Description of the task — Which lines below hold the word "niet"? Copy all of them.

Raw records —
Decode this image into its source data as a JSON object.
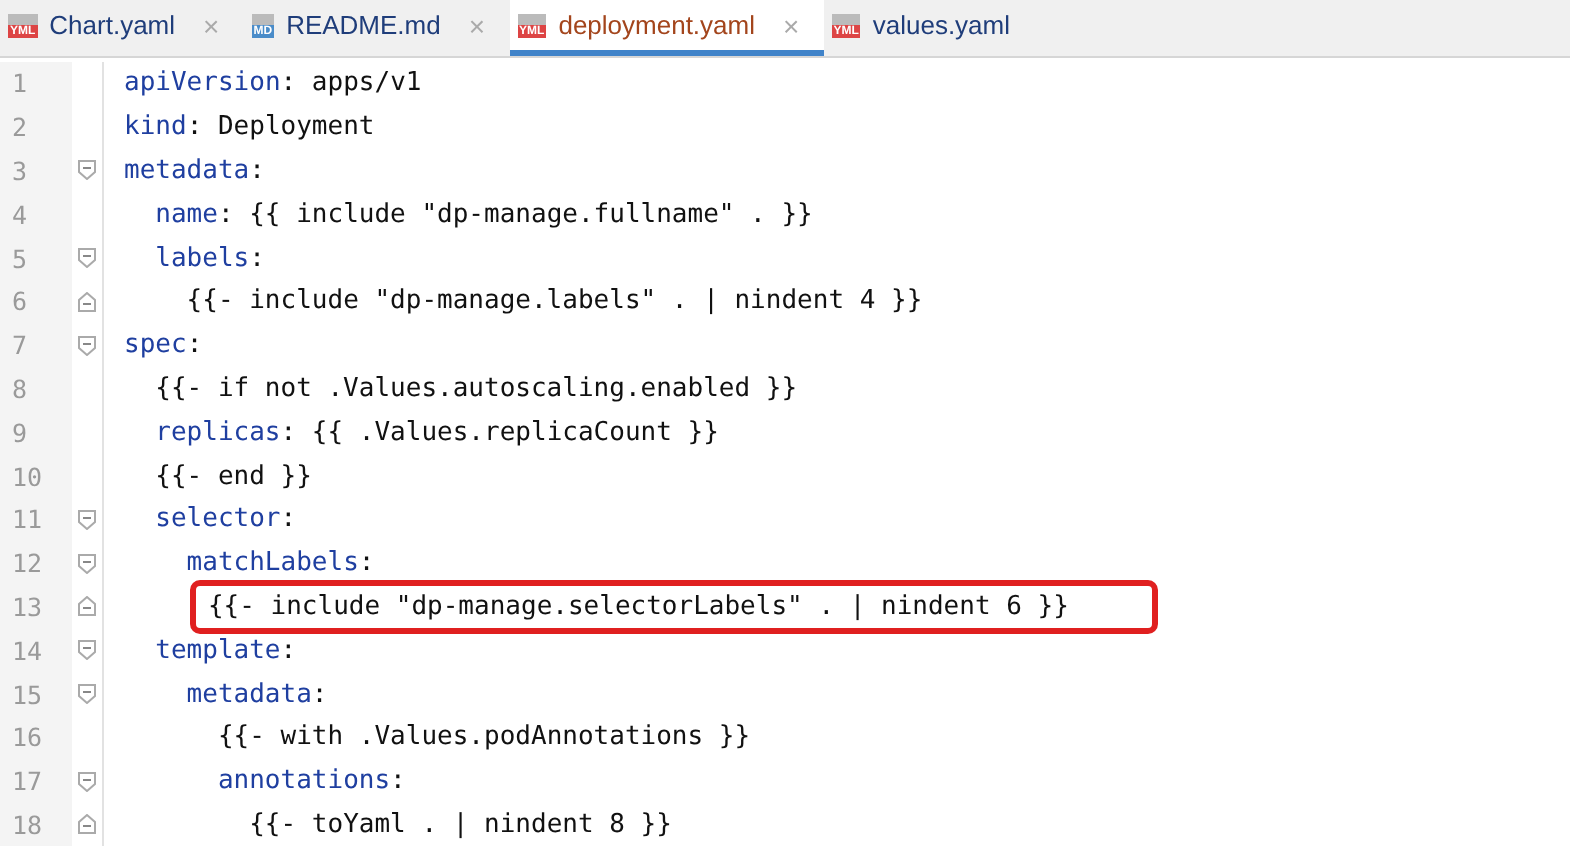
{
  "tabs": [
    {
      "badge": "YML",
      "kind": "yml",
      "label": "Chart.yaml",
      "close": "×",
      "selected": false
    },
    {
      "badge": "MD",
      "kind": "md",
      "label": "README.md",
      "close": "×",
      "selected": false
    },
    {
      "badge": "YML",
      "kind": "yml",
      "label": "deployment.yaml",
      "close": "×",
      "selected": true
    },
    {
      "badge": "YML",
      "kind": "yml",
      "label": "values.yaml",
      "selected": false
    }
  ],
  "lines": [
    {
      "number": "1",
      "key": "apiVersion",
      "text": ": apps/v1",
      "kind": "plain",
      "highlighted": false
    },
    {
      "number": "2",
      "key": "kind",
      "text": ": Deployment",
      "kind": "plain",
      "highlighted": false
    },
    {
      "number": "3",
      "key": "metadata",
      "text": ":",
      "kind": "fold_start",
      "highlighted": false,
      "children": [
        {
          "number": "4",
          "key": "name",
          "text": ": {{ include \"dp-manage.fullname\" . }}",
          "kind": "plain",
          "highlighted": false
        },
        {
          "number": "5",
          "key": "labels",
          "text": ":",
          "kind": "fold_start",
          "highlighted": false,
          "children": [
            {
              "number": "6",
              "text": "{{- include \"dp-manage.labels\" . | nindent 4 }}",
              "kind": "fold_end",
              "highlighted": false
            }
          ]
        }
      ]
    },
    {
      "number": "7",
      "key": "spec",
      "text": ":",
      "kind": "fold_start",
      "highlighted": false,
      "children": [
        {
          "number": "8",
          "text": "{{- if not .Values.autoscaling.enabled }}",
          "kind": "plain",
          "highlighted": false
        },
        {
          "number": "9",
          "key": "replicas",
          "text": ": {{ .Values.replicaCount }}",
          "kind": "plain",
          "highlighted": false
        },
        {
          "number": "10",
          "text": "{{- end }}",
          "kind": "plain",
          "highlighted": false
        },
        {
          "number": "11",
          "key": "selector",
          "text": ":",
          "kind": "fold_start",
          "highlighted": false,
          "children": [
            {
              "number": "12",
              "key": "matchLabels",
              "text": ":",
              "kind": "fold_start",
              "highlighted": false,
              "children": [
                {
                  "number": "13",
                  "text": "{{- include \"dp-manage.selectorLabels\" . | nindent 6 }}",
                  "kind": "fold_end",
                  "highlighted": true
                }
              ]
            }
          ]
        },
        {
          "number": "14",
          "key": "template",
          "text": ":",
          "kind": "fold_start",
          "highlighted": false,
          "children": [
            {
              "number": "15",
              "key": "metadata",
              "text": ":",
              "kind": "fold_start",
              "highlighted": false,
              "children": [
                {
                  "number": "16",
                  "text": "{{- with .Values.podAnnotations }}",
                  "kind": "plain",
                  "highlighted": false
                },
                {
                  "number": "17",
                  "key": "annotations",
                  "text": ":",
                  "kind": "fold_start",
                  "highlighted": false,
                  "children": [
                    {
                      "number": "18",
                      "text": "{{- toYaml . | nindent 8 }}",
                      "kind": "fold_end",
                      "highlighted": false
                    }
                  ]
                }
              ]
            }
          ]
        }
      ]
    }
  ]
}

==

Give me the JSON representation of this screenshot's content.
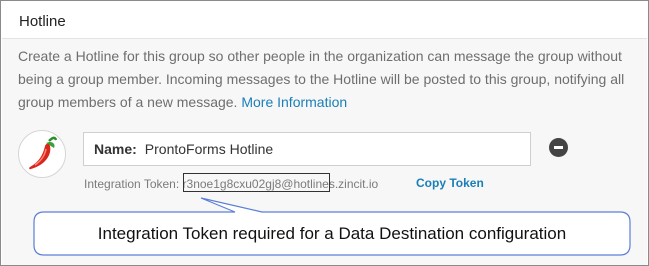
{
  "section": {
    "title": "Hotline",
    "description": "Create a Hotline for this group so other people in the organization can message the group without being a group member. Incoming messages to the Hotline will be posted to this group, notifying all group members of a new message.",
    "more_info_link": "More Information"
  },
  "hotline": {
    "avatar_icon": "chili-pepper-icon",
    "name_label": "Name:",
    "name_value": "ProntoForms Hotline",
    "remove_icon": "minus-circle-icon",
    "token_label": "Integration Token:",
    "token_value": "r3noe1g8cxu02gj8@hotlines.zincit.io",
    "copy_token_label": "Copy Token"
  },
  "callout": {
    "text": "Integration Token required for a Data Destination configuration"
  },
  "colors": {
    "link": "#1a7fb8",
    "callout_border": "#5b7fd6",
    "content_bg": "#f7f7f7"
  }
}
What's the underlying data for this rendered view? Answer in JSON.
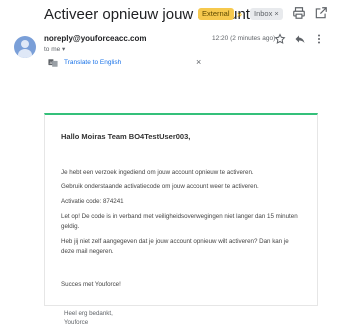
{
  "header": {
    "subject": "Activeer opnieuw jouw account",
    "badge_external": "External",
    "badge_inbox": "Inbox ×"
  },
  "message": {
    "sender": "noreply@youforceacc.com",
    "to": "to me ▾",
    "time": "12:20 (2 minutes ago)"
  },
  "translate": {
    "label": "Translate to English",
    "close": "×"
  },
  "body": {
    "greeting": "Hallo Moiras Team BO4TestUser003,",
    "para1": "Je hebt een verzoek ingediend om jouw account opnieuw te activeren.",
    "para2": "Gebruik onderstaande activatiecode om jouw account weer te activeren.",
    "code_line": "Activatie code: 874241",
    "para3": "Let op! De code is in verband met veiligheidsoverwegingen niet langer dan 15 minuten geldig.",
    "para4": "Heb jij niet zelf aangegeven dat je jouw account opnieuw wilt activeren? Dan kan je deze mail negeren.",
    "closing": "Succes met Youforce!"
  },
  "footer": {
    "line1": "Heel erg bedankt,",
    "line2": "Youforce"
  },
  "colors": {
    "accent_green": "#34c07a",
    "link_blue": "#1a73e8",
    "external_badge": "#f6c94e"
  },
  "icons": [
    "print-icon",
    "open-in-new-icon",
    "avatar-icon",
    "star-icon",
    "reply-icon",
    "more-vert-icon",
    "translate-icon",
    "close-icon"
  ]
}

Result of the task —
    "para3": "Let op! De code is in verband met veiligheidsoverwegingen niet langer dan 15 minuten geldig.",
    "para4": "Heb jij niet zelf aangegeven dat je jouw account opnieuw wilt activeren? Dan kan je deze mail negeren.",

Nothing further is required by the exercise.